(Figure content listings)
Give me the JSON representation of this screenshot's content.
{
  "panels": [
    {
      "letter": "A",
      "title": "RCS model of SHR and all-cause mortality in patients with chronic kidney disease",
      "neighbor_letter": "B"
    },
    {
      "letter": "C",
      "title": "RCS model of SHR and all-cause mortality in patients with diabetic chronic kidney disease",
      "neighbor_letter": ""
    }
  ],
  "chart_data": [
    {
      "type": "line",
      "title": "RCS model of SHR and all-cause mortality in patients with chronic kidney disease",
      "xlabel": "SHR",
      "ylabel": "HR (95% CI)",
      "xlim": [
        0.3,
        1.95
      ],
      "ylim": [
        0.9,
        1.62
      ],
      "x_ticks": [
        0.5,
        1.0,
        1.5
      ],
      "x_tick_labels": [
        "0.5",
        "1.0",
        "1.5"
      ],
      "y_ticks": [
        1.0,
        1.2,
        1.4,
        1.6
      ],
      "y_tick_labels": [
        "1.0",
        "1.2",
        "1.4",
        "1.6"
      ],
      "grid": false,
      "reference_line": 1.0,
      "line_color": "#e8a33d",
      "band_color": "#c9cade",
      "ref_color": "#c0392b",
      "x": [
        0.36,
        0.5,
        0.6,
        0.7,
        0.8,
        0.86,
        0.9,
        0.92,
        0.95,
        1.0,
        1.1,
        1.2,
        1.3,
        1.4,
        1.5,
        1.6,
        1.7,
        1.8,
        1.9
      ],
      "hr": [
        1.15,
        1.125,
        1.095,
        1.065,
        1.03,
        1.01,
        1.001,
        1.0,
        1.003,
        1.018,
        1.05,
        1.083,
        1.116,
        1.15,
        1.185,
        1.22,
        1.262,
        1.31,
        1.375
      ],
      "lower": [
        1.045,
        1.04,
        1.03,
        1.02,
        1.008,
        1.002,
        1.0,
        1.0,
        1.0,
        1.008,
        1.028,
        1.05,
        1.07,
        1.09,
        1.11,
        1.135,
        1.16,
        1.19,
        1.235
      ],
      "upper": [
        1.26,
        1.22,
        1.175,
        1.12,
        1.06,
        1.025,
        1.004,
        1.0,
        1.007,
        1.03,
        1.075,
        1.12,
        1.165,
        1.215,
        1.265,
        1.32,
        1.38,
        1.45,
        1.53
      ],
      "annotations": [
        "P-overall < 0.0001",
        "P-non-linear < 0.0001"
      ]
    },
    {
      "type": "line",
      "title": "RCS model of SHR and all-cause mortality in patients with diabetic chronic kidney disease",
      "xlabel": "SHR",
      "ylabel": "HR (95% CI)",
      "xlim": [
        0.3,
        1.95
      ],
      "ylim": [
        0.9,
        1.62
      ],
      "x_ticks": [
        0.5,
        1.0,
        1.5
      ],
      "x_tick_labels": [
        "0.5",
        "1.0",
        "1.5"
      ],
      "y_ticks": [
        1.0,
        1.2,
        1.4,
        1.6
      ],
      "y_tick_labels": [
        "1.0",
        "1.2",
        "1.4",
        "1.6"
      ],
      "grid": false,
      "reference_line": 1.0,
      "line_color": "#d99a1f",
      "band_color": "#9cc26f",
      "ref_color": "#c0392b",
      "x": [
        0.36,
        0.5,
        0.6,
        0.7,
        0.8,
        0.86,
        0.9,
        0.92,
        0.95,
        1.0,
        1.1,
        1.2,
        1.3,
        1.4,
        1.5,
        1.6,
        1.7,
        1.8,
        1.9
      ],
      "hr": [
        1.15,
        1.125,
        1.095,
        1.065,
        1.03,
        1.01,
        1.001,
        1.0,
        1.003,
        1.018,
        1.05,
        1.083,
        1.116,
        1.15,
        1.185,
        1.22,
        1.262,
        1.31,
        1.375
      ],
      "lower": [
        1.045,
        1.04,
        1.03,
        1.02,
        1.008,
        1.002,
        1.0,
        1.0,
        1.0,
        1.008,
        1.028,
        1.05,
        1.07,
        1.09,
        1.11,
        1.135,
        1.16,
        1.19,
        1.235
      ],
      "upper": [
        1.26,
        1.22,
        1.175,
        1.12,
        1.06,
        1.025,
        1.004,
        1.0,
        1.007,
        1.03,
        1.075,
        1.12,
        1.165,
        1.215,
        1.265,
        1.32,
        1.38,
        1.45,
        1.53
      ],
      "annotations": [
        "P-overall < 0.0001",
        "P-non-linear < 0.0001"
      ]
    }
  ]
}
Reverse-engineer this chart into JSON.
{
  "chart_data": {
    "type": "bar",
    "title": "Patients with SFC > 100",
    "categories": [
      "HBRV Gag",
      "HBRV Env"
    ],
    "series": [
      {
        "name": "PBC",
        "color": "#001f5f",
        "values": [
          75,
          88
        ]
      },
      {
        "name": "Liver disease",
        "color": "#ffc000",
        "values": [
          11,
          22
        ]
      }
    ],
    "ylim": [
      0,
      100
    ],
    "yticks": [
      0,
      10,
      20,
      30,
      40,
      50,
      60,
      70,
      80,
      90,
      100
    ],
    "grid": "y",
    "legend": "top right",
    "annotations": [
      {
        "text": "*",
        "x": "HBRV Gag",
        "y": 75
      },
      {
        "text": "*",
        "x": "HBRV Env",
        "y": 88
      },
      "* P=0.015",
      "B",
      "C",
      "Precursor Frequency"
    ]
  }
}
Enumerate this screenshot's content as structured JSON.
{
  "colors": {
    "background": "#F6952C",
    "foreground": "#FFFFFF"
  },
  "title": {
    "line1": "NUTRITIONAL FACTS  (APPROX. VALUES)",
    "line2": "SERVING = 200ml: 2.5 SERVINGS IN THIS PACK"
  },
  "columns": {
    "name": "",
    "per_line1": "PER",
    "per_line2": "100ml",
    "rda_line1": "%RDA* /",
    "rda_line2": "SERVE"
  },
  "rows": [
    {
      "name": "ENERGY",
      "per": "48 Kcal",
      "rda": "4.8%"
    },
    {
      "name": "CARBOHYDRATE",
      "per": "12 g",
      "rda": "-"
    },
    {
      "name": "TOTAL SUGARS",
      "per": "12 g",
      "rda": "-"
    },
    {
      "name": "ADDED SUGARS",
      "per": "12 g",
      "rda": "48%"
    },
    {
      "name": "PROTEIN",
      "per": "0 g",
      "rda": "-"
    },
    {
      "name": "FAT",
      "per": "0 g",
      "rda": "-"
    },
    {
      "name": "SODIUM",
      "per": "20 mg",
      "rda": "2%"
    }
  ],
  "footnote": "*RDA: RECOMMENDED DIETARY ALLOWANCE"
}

What needs to be done: All records shown above are to be output exactly.

The completed task:
Give me the JSON representation of this screenshot's content.
{
  "panels": [
    {
      "letter": "A",
      "title": "RCS model of SHR and all-cause mortality in patients with chronic kidney disease",
      "neighbor_letter": "B"
    },
    {
      "letter": "C",
      "title": "RCS model of SHR and all-cause mortality in patients with diabetic chronic kidney disease",
      "neighbor_letter": ""
    }
  ],
  "chart_data": [
    {
      "type": "line",
      "title": "RCS model of SHR and all-cause mortality in patients with chronic kidney disease",
      "xlabel": "SHR",
      "ylabel": "HR (95% CI)",
      "xlim": [
        0.3,
        1.95
      ],
      "ylim": [
        0.9,
        1.62
      ],
      "x_ticks": [
        0.5,
        1.0,
        1.5
      ],
      "x_tick_labels": [
        "0.5",
        "1.0",
        "1.5"
      ],
      "y_ticks": [
        1.0,
        1.2,
        1.4,
        1.6
      ],
      "y_tick_labels": [
        "1.0",
        "1.2",
        "1.4",
        "1.6"
      ],
      "grid": false,
      "reference_line": 1.0,
      "line_color": "#e8a33d",
      "band_color": "#c9cade",
      "ref_color": "#c0392b",
      "x": [
        0.36,
        0.5,
        0.6,
        0.7,
        0.8,
        0.86,
        0.9,
        0.92,
        0.95,
        1.0,
        1.1,
        1.2,
        1.3,
        1.4,
        1.5,
        1.6,
        1.7,
        1.8,
        1.9
      ],
      "hr": [
        1.15,
        1.125,
        1.095,
        1.065,
        1.03,
        1.01,
        1.001,
        1.0,
        1.003,
        1.018,
        1.05,
        1.083,
        1.116,
        1.15,
        1.185,
        1.22,
        1.262,
        1.31,
        1.375
      ],
      "lower": [
        1.045,
        1.04,
        1.03,
        1.02,
        1.008,
        1.002,
        1.0,
        1.0,
        1.0,
        1.008,
        1.028,
        1.05,
        1.07,
        1.09,
        1.11,
        1.135,
        1.16,
        1.19,
        1.235
      ],
      "upper": [
        1.26,
        1.22,
        1.175,
        1.12,
        1.06,
        1.025,
        1.004,
        1.0,
        1.007,
        1.03,
        1.075,
        1.12,
        1.165,
        1.215,
        1.265,
        1.32,
        1.38,
        1.45,
        1.53
      ],
      "annotations": [
        "P-overall < 0.0001",
        "P-non-linear < 0.0001"
      ]
    },
    {
      "type": "line",
      "title": "RCS model of SHR and all-cause mortality in patients with diabetic chronic kidney disease",
      "xlabel": "SHR",
      "ylabel": "HR (95% CI)",
      "xlim": [
        0.3,
        1.95
      ],
      "ylim": [
        0.9,
        1.62
      ],
      "x_ticks": [
        0.5,
        1.0,
        1.5
      ],
      "x_tick_labels": [
        "0.5",
        "1.0",
        "1.5"
      ],
      "y_ticks": [
        1.0,
        1.2,
        1.4,
        1.6
      ],
      "y_tick_labels": [
        "1.0",
        "1.2",
        "1.4",
        "1.6"
      ],
      "grid": false,
      "reference_line": 1.0,
      "line_color": "#d99a1f",
      "band_color": "#9cc26f",
      "ref_color": "#c0392b",
      "x": [
        0.36,
        0.5,
        0.6,
        0.7,
        0.8,
        0.86,
        0.9,
        0.92,
        0.95,
        1.0,
        1.1,
        1.2,
        1.3,
        1.4,
        1.5,
        1.6,
        1.7,
        1.8,
        1.9
      ],
      "hr": [
        1.15,
        1.125,
        1.095,
        1.065,
        1.03,
        1.01,
        1.001,
        1.0,
        1.003,
        1.018,
        1.05,
        1.083,
        1.116,
        1.15,
        1.185,
        1.22,
        1.262,
        1.31,
        1.375
      ],
      "lower": [
        1.045,
        1.04,
        1.03,
        1.02,
        1.008,
        1.002,
        1.0,
        1.0,
        1.0,
        1.008,
        1.028,
        1.05,
        1.07,
        1.09,
        1.11,
        1.135,
        1.16,
        1.19,
        1.235
      ],
      "upper": [
        1.26,
        1.22,
        1.175,
        1.12,
        1.06,
        1.025,
        1.004,
        1.0,
        1.007,
        1.03,
        1.075,
        1.12,
        1.165,
        1.215,
        1.265,
        1.32,
        1.38,
        1.45,
        1.53
      ],
      "annotations": [
        "P-overall < 0.0001",
        "P-non-linear < 0.0001"
      ]
    }
  ]
}
Reverse-engineer this chart into JSON.
{
  "chart_data": {
    "type": "bar",
    "title": "Patients with SFC > 100",
    "categories": [
      "HBRV Gag",
      "HBRV Env"
    ],
    "series": [
      {
        "name": "PBC",
        "color": "#001f5f",
        "values": [
          75,
          88
        ]
      },
      {
        "name": "Liver disease",
        "color": "#ffc000",
        "values": [
          11,
          22
        ]
      }
    ],
    "ylim": [
      0,
      100
    ],
    "yticks": [
      0,
      10,
      20,
      30,
      40,
      50,
      60,
      70,
      80,
      90,
      100
    ],
    "grid": "y",
    "legend": "top right",
    "annotations": [
      {
        "text": "*",
        "x": "HBRV Gag",
        "y": 75
      },
      {
        "text": "*",
        "x": "HBRV Env",
        "y": 88
      },
      "* P=0.015",
      "B",
      "C",
      "Precursor Frequency"
    ]
  }
}
Enumerate this screenshot's content as structured JSON.
{
  "colors": {
    "background": "#F6952C",
    "foreground": "#FFFFFF"
  },
  "title": {
    "line1": "NUTRITIONAL FACTS  (APPROX. VALUES)",
    "line2": "SERVING = 200ml: 2.5 SERVINGS IN THIS PACK"
  },
  "columns": {
    "name": "",
    "per_line1": "PER",
    "per_line2": "100ml",
    "rda_line1": "%RDA* /",
    "rda_line2": "SERVE"
  },
  "rows": [
    {
      "name": "ENERGY",
      "per": "48 Kcal",
      "rda": "4.8%"
    },
    {
      "name": "CARBOHYDRATE",
      "per": "12 g",
      "rda": "-"
    },
    {
      "name": "TOTAL SUGARS",
      "per": "12 g",
      "rda": "-"
    },
    {
      "name": "ADDED SUGARS",
      "per": "12 g",
      "rda": "48%"
    },
    {
      "name": "PROTEIN",
      "per": "0 g",
      "rda": "-"
    },
    {
      "name": "FAT",
      "per": "0 g",
      "rda": "-"
    },
    {
      "name": "SODIUM",
      "per": "20 mg",
      "rda": "2%"
    }
  ],
  "footnote": "*RDA: RECOMMENDED DIETARY ALLOWANCE"
}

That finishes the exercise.